**WHAT IS ASKED**: Write out the records below once more, exactly as they stand.

☆ ☆ ☆ ☆ ☆

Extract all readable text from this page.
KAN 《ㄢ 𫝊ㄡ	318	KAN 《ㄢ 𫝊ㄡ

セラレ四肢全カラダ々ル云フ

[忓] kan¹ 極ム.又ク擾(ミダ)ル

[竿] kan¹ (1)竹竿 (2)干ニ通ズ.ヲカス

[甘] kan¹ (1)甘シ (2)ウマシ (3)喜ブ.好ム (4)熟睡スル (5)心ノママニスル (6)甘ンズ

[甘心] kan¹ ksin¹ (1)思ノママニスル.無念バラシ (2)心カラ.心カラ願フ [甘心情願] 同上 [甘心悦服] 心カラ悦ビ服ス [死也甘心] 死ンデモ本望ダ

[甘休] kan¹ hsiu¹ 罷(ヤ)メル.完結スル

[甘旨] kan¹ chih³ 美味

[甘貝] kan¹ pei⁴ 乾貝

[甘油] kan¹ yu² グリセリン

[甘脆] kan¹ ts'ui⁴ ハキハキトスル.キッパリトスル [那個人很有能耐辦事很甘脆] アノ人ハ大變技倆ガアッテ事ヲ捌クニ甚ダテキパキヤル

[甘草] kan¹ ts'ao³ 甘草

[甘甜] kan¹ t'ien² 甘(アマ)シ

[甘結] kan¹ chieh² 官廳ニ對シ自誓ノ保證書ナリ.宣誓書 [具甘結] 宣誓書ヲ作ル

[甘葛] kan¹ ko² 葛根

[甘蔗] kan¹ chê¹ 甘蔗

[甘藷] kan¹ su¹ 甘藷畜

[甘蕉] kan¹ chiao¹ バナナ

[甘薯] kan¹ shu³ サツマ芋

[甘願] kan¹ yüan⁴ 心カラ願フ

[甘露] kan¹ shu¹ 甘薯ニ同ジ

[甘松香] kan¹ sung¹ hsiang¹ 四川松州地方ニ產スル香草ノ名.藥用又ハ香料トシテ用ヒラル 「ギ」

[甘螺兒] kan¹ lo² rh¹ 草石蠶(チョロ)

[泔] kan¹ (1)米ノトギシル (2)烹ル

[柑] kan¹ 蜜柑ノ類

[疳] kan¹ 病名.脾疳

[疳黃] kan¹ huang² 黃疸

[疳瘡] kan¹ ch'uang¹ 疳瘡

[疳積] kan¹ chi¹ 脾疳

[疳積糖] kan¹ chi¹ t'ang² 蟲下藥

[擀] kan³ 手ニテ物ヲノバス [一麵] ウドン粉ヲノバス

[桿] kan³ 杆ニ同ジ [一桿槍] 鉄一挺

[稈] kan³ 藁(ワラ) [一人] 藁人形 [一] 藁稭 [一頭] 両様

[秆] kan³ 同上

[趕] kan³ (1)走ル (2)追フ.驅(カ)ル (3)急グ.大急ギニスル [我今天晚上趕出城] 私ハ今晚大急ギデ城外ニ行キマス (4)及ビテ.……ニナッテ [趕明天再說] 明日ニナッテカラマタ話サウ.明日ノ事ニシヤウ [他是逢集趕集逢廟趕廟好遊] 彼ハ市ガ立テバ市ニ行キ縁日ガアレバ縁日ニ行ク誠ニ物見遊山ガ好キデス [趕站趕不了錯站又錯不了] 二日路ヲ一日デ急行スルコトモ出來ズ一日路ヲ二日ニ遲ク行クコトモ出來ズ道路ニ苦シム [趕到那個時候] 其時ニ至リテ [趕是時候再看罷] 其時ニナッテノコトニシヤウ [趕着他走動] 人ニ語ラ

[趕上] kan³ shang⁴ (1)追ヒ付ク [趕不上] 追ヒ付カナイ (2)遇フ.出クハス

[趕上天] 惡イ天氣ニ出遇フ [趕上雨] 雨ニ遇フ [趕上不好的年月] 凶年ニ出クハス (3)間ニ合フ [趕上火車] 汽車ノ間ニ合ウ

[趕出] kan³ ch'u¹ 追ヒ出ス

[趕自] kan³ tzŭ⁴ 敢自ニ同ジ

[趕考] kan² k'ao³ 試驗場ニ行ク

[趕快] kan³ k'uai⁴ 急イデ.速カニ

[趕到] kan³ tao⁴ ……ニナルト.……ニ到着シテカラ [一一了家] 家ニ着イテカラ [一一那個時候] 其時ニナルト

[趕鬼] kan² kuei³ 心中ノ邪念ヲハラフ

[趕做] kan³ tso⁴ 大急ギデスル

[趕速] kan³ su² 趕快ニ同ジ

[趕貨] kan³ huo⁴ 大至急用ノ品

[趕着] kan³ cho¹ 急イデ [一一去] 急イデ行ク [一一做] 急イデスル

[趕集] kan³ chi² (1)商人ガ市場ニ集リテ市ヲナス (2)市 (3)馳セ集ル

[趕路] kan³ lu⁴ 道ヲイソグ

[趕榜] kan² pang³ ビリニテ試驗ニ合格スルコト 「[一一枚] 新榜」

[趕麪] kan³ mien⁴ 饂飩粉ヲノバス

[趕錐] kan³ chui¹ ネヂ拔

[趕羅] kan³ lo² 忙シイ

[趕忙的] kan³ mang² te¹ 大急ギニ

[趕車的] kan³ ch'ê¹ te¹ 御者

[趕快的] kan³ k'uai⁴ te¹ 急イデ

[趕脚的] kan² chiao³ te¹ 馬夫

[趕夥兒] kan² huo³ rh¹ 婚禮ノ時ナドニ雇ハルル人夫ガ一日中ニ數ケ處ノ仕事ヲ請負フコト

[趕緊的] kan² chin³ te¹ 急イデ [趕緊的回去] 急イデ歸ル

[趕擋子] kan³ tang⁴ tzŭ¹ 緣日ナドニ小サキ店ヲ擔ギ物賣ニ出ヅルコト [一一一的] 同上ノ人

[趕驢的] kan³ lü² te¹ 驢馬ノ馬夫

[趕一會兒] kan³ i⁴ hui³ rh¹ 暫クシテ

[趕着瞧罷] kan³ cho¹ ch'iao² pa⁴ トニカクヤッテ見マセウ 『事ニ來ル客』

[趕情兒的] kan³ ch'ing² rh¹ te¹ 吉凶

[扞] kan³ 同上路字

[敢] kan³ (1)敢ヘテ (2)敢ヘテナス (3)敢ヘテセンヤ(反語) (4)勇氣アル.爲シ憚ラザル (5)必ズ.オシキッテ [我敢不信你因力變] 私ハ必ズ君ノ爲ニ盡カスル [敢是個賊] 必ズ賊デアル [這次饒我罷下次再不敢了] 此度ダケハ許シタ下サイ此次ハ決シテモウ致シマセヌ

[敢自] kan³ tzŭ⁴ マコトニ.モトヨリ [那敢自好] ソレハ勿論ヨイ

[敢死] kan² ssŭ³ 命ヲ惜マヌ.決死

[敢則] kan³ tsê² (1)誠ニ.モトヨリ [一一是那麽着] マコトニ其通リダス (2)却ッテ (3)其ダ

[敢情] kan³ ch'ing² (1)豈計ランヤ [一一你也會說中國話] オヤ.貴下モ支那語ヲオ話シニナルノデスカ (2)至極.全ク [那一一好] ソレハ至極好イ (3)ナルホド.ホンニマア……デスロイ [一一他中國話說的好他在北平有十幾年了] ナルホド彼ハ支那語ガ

☆ ☆ ☆ ☆ ☆

**SOLUTION TO THE PROBLEM**:
Extract all readable text from this page.
KAN 《ㄢ 𫝊ㄡ	318	KAN 《ㄢ 𫝊ㄡ

セラレ四肢全カラダ々ル云フ

[忓] kan¹ 極ム.又ク擾(ミダ)ル

[竿] kan¹ (1)竹竿 (2)干ニ通ズ.ヲカス

[甘] kan¹ (1)甘シ (2)ウマシ (3)喜ブ.好ム (4)熟睡スル (5)心ノママニスル (6)甘ンズ

[甘心] kan¹ ksin¹ (1)思ノママニスル.無念バラシ (2)心カラ.心カラ願フ [甘心情願] 同上 [甘心悦服] 心カラ悦ビ服ス [死也甘心] 死ンデモ本望ダ

[甘休] kan¹ hsiu¹ 罷(ヤ)メル.完結スル

[甘旨] kan¹ chih³ 美味

[甘貝] kan¹ pei⁴ 乾貝

[甘油] kan¹ yu² グリセリン

[甘脆] kan¹ ts'ui⁴ ハキハキトスル.キッパリトスル [那個人很有能耐辦事很甘脆] アノ人ハ大變技倆ガアッテ事ヲ捌クニ甚ダテキパキヤル

[甘草] kan¹ ts'ao³ 甘草

[甘甜] kan¹ t'ien² 甘(アマ)シ

[甘結] kan¹ chieh² 官廳ニ對シ自誓ノ保證書ナリ.宣誓書 [具甘結] 宣誓書ヲ作ル

[甘葛] kan¹ ko² 葛根

[甘蔗] kan¹ chê¹ 甘蔗

[甘藷] kan¹ su¹ 甘藷畜

[甘蕉] kan¹ chiao¹ バナナ

[甘薯] kan¹ shu³ サツマ芋

[甘願] kan¹ yüan⁴ 心カラ願フ

[甘露] kan¹ shu¹ 甘薯ニ同ジ

[甘松香] kan¹ sung¹ hsiang¹ 四川松州地方ニ產スル香草ノ名.藥用又ハ香料トシテ用ヒラル 「ギ」

[甘螺兒] kan¹ lo² rh¹ 草石蠶(チョロ)

[泔] kan¹ (1)米ノトギシル (2)烹ル

[柑] kan¹ 蜜柑ノ類

[疳] kan¹ 病名.脾疳

[疳黃] kan¹ huang² 黃疸

[疳瘡] kan¹ ch'uang¹ 疳瘡

[疳積] kan¹ chi¹ 脾疳

[疳積糖] kan¹ chi¹ t'ang² 蟲下藥

[擀] kan³ 手ニテ物ヲノバス [一麵] ウドン粉ヲノバス

[桿] kan³ 杆ニ同ジ [一桿槍] 鉄一挺

[稈] kan³ 藁(ワラ) [一人] 藁人形 [一] 藁稭 [一頭] 両様

[秆] kan³ 同上

[趕] kan³ (1)走ル (2)追フ.驅(カ)ル (3)急グ.大急ギニスル [我今天晚上趕出城] 私ハ今晚大急ギデ城外ニ行キマス (4)及ビテ.……ニナッテ [趕明天再說] 明日ニナッテカラマタ話サウ.明日ノ事ニシヤウ [他是逢集趕集逢廟趕廟好遊] 彼ハ市ガ立テバ市ニ行キ縁日ガアレバ縁日ニ行ク誠ニ物見遊山ガ好キデス [趕站趕不了錯站又錯不了] 二日路ヲ一日デ急行スルコトモ出來ズ一日路ヲ二日ニ遲ク行クコトモ出來ズ道路ニ苦シム [趕到那個時候] 其時ニ至リテ [趕是時候再看罷] 其時ニナッテノコトニシヤウ [趕着他走動] 人ニ語ラ

[趕上] kan³ shang⁴ (1)追ヒ付ク [趕不上] 追ヒ付カナイ (2)遇フ.出クハス

[趕上天] 惡イ天氣ニ出遇フ [趕上雨] 雨ニ遇フ [趕上不好的年月] 凶年ニ出クハス (3)間ニ合フ [趕上火車] 汽車ノ間ニ合ウ

[趕出] kan³ ch'u¹ 追ヒ出ス

[趕自] kan³ tzŭ⁴ 敢自ニ同ジ

[趕考] kan² k'ao³ 試驗場ニ行ク

[趕快] kan³ k'uai⁴ 急イデ.速カニ

[趕到] kan³ tao⁴ ……ニナルト.……ニ到着シテカラ [一一了家] 家ニ着イテカラ [一一那個時候] 其時ニナルト

[趕鬼] kan² kuei³ 心中ノ邪念ヲハラフ

[趕做] kan³ tso⁴ 大急ギデスル

[趕速] kan³ su² 趕快ニ同ジ

[趕貨] kan³ huo⁴ 大至急用ノ品

[趕着] kan³ cho¹ 急イデ [一一去] 急イデ行ク [一一做] 急イデスル

[趕集] kan³ chi² (1)商人ガ市場ニ集リテ市ヲナス (2)市 (3)馳セ集ル

[趕路] kan³ lu⁴ 道ヲイソグ

[趕榜] kan² pang³ ビリニテ試驗ニ合格スルコト 「[一一枚] 新榜」

[趕麪] kan³ mien⁴ 饂飩粉ヲノバス

[趕錐] kan³ chui¹ ネヂ拔

[趕羅] kan³ lo² 忙シイ

[趕忙的] kan³ mang² te¹ 大急ギニ

[趕車的] kan³ ch'ê¹ te¹ 御者

[趕快的] kan³ k'uai⁴ te¹ 急イデ

[趕脚的] kan² chiao³ te¹ 馬夫

[趕夥兒] kan² huo³ rh¹ 婚禮ノ時ナドニ雇ハルル人夫ガ一日中ニ數ケ處ノ仕事ヲ請負フコト

[趕緊的] kan² chin³ te¹ 急イデ [趕緊的回去] 急イデ歸ル

[趕擋子] kan³ tang⁴ tzŭ¹ 緣日ナドニ小サキ店ヲ擔ギ物賣ニ出ヅルコト [一一一的] 同上ノ人

[趕驢的] kan³ lü² te¹ 驢馬ノ馬夫

[趕一會兒] kan³ i⁴ hui³ rh¹ 暫クシテ

[趕着瞧罷] kan³ cho¹ ch'iao² pa⁴ トニカクヤッテ見マセウ 『事ニ來ル客』

[趕情兒的] kan³ ch'ing² rh¹ te¹ 吉凶

[扞] kan³ 同上路字

[敢] kan³ (1)敢ヘテ (2)敢ヘテナス (3)敢ヘテセンヤ(反語) (4)勇氣アル.爲シ憚ラザル (5)必ズ.オシキッテ [我敢不信你因力變] 私ハ必ズ君ノ爲ニ盡カスル [敢是個賊] 必ズ賊デアル [這次饒我罷下次再不敢了] 此度ダケハ許シタ下サイ此次ハ決シテモウ致シマセヌ

[敢自] kan³ tzŭ⁴ マコトニ.モトヨリ [那敢自好] ソレハ勿論ヨイ

[敢死] kan² ssŭ³ 命ヲ惜マヌ.決死

[敢則] kan³ tsê² (1)誠ニ.モトヨリ [一一是那麽着] マコトニ其通リダス (2)却ッテ (3)其ダ

[敢情] kan³ ch'ing² (1)豈計ランヤ [一一你也會說中國話] オヤ.貴下モ支那語ヲオ話シニナルノデスカ (2)至極.全ク [那一一好] ソレハ至極好イ (3)ナルホド.ホンニマア……デスロイ [一一他中國話說的好他在北平有十幾年了] ナルホド彼ハ支那語ガ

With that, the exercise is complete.